> _LISTED RECORDS_:

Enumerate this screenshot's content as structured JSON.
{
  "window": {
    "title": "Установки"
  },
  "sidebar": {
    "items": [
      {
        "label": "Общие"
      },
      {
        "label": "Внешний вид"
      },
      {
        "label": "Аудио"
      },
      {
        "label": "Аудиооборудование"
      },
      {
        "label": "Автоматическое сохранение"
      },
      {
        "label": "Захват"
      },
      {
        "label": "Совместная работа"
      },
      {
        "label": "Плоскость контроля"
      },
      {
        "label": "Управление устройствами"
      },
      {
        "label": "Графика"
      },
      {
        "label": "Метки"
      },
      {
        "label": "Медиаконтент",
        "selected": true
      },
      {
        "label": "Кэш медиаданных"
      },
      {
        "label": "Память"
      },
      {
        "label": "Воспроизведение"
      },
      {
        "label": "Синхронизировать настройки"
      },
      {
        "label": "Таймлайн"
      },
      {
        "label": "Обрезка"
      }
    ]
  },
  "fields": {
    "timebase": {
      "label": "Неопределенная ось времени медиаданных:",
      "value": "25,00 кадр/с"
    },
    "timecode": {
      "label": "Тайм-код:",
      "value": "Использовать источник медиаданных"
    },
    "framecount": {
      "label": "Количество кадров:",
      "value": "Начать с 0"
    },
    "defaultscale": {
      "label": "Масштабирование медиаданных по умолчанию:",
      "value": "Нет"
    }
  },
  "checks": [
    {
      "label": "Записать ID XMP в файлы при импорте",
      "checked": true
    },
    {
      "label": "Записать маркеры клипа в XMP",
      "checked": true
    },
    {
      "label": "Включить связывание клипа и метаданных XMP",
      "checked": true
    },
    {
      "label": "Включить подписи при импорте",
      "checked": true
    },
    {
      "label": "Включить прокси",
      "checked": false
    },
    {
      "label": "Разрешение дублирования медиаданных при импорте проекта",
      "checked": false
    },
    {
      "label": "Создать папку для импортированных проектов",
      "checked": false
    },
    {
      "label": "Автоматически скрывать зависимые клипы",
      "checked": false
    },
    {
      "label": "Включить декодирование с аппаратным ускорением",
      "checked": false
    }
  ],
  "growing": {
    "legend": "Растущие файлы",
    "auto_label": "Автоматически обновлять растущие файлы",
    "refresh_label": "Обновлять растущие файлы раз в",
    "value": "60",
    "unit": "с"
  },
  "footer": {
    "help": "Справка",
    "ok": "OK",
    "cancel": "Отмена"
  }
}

> _WHAT THE EXERCISE ASKS_: Collect the lines of the records that include the string "value".

> _TASK SOLUTION_:
      "value": "25,00 кадр/с"
      "value": "Использовать источник медиаданных"
      "value": "Начать с 0"
      "value": "Нет"
    "value": "60",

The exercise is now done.